| Requirements |
Reproduce every entry exactly as shown.

(Data entries)
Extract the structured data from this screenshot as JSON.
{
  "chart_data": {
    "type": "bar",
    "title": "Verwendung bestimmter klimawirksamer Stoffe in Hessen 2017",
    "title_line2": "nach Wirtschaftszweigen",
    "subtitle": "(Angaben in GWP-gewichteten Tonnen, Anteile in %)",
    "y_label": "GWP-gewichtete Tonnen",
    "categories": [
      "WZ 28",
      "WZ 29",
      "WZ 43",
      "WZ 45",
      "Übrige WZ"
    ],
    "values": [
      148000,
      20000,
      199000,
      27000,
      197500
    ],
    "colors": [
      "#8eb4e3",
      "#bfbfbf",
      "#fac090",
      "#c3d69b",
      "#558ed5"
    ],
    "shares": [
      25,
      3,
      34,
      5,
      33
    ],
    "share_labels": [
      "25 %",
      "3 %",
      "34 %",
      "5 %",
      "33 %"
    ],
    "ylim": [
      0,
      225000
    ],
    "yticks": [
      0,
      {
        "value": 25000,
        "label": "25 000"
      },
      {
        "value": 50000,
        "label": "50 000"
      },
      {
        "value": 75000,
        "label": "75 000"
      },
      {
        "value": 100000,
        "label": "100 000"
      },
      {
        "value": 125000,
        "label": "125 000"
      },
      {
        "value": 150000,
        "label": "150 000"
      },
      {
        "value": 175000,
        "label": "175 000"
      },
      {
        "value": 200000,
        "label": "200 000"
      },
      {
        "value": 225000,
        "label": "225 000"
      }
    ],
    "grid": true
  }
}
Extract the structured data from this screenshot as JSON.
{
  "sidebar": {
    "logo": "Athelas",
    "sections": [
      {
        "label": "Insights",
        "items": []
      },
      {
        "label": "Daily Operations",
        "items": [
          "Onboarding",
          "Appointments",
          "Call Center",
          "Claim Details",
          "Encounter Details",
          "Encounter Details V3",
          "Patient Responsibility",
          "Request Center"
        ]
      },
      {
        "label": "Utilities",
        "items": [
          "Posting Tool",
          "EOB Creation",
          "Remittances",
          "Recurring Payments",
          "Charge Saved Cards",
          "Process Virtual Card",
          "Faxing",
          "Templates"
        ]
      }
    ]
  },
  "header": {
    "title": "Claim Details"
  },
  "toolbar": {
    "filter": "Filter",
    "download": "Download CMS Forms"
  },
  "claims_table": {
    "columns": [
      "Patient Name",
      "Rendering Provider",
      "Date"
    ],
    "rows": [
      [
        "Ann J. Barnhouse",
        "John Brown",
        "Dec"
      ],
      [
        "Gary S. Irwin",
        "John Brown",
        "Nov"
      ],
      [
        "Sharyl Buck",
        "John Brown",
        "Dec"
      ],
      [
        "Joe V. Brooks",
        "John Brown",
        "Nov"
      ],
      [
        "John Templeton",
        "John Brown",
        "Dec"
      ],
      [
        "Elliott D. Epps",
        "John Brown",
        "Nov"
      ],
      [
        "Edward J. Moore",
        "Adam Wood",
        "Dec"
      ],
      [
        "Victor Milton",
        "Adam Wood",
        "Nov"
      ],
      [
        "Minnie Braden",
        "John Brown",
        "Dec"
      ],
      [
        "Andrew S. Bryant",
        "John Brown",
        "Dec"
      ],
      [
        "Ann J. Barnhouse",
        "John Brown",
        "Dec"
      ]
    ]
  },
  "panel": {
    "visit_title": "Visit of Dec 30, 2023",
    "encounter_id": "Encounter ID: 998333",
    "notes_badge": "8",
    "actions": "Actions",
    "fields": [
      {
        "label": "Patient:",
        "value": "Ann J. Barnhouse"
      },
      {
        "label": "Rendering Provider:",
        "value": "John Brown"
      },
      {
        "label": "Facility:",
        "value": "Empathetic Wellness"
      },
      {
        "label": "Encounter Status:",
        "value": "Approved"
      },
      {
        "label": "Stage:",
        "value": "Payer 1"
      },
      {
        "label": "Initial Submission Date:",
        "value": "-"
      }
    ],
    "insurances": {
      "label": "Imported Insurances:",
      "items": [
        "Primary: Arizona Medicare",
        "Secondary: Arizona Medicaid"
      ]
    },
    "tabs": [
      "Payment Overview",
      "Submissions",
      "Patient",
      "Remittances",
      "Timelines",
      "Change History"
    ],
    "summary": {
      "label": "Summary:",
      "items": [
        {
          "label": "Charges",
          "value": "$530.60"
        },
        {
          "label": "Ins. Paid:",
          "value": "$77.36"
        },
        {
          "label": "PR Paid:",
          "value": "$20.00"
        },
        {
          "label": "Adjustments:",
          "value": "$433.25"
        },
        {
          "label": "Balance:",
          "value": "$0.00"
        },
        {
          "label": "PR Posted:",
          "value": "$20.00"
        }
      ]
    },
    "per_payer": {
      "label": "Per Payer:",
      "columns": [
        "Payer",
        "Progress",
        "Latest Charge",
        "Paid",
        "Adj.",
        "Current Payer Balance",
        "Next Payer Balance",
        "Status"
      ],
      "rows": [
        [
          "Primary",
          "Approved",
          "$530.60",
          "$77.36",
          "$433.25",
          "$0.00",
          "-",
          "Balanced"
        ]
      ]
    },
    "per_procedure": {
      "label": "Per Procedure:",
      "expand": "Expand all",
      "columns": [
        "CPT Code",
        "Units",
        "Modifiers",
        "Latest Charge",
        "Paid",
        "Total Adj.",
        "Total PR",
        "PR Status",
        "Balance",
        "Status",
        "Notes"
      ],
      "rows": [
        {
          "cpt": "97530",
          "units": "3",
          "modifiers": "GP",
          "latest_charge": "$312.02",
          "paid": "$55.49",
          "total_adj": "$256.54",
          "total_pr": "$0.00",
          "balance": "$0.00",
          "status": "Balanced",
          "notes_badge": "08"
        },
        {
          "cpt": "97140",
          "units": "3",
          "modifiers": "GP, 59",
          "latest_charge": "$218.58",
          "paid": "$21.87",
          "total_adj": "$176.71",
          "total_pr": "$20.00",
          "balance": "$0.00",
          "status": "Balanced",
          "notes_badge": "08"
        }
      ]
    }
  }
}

| The answer |
Extract the structured data from this screenshot as JSON.
{
  "chart_data": {
    "type": "bar",
    "title": "Verwendung bestimmter klimawirksamer Stoffe in Hessen 2017",
    "title_line2": "nach Wirtschaftszweigen",
    "subtitle": "(Angaben in GWP-gewichteten Tonnen, Anteile in %)",
    "y_label": "GWP-gewichtete Tonnen",
    "categories": [
      "WZ 28",
      "WZ 29",
      "WZ 43",
      "WZ 45",
      "Übrige WZ"
    ],
    "values": [
      148000,
      20000,
      199000,
      27000,
      197500
    ],
    "colors": [
      "#8eb4e3",
      "#bfbfbf",
      "#fac090",
      "#c3d69b",
      "#558ed5"
    ],
    "shares": [
      25,
      3,
      34,
      5,
      33
    ],
    "share_labels": [
      "25 %",
      "3 %",
      "34 %",
      "5 %",
      "33 %"
    ],
    "ylim": [
      0,
      225000
    ],
    "yticks": [
      0,
      {
        "value": 25000,
        "label": "25 000"
      },
      {
        "value": 50000,
        "label": "50 000"
      },
      {
        "value": 75000,
        "label": "75 000"
      },
      {
        "value": 100000,
        "label": "100 000"
      },
      {
        "value": 125000,
        "label": "125 000"
      },
      {
        "value": 150000,
        "label": "150 000"
      },
      {
        "value": 175000,
        "label": "175 000"
      },
      {
        "value": 200000,
        "label": "200 000"
      },
      {
        "value": 225000,
        "label": "225 000"
      }
    ],
    "grid": true
  }
}
Extract the structured data from this screenshot as JSON.
{
  "sidebar": {
    "logo": "Athelas",
    "sections": [
      {
        "label": "Insights",
        "items": []
      },
      {
        "label": "Daily Operations",
        "items": [
          "Onboarding",
          "Appointments",
          "Call Center",
          "Claim Details",
          "Encounter Details",
          "Encounter Details V3",
          "Patient Responsibility",
          "Request Center"
        ]
      },
      {
        "label": "Utilities",
        "items": [
          "Posting Tool",
          "EOB Creation",
          "Remittances",
          "Recurring Payments",
          "Charge Saved Cards",
          "Process Virtual Card",
          "Faxing",
          "Templates"
        ]
      }
    ]
  },
  "header": {
    "title": "Claim Details"
  },
  "toolbar": {
    "filter": "Filter",
    "download": "Download CMS Forms"
  },
  "claims_table": {
    "columns": [
      "Patient Name",
      "Rendering Provider",
      "Date"
    ],
    "rows": [
      [
        "Ann J. Barnhouse",
        "John Brown",
        "Dec"
      ],
      [
        "Gary S. Irwin",
        "John Brown",
        "Nov"
      ],
      [
        "Sharyl Buck",
        "John Brown",
        "Dec"
      ],
      [
        "Joe V. Brooks",
        "John Brown",
        "Nov"
      ],
      [
        "John Templeton",
        "John Brown",
        "Dec"
      ],
      [
        "Elliott D. Epps",
        "John Brown",
        "Nov"
      ],
      [
        "Edward J. Moore",
        "Adam Wood",
        "Dec"
      ],
      [
        "Victor Milton",
        "Adam Wood",
        "Nov"
      ],
      [
        "Minnie Braden",
        "John Brown",
        "Dec"
      ],
      [
        "Andrew S. Bryant",
        "John Brown",
        "Dec"
      ],
      [
        "Ann J. Barnhouse",
        "John Brown",
        "Dec"
      ]
    ]
  },
  "panel": {
    "visit_title": "Visit of Dec 30, 2023",
    "encounter_id": "Encounter ID: 998333",
    "notes_badge": "8",
    "actions": "Actions",
    "fields": [
      {
        "label": "Patient:",
        "value": "Ann J. Barnhouse"
      },
      {
        "label": "Rendering Provider:",
        "value": "John Brown"
      },
      {
        "label": "Facility:",
        "value": "Empathetic Wellness"
      },
      {
        "label": "Encounter Status:",
        "value": "Approved"
      },
      {
        "label": "Stage:",
        "value": "Payer 1"
      },
      {
        "label": "Initial Submission Date:",
        "value": "-"
      }
    ],
    "insurances": {
      "label": "Imported Insurances:",
      "items": [
        "Primary: Arizona Medicare",
        "Secondary: Arizona Medicaid"
      ]
    },
    "tabs": [
      "Payment Overview",
      "Submissions",
      "Patient",
      "Remittances",
      "Timelines",
      "Change History"
    ],
    "summary": {
      "label": "Summary:",
      "items": [
        {
          "label": "Charges",
          "value": "$530.60"
        },
        {
          "label": "Ins. Paid:",
          "value": "$77.36"
        },
        {
          "label": "PR Paid:",
          "value": "$20.00"
        },
        {
          "label": "Adjustments:",
          "value": "$433.25"
        },
        {
          "label": "Balance:",
          "value": "$0.00"
        },
        {
          "label": "PR Posted:",
          "value": "$20.00"
        }
      ]
    },
    "per_payer": {
      "label": "Per Payer:",
      "columns": [
        "Payer",
        "Progress",
        "Latest Charge",
        "Paid",
        "Adj.",
        "Current Payer Balance",
        "Next Payer Balance",
        "Status"
      ],
      "rows": [
        [
          "Primary",
          "Approved",
          "$530.60",
          "$77.36",
          "$433.25",
          "$0.00",
          "-",
          "Balanced"
        ]
      ]
    },
    "per_procedure": {
      "label": "Per Procedure:",
      "expand": "Expand all",
      "columns": [
        "CPT Code",
        "Units",
        "Modifiers",
        "Latest Charge",
        "Paid",
        "Total Adj.",
        "Total PR",
        "PR Status",
        "Balance",
        "Status",
        "Notes"
      ],
      "rows": [
        {
          "cpt": "97530",
          "units": "3",
          "modifiers": "GP",
          "latest_charge": "$312.02",
          "paid": "$55.49",
          "total_adj": "$256.54",
          "total_pr": "$0.00",
          "balance": "$0.00",
          "status": "Balanced",
          "notes_badge": "08"
        },
        {
          "cpt": "97140",
          "units": "3",
          "modifiers": "GP, 59",
          "latest_charge": "$218.58",
          "paid": "$21.87",
          "total_adj": "$176.71",
          "total_pr": "$20.00",
          "balance": "$0.00",
          "status": "Balanced",
          "notes_badge": "08"
        }
      ]
    }
  }
}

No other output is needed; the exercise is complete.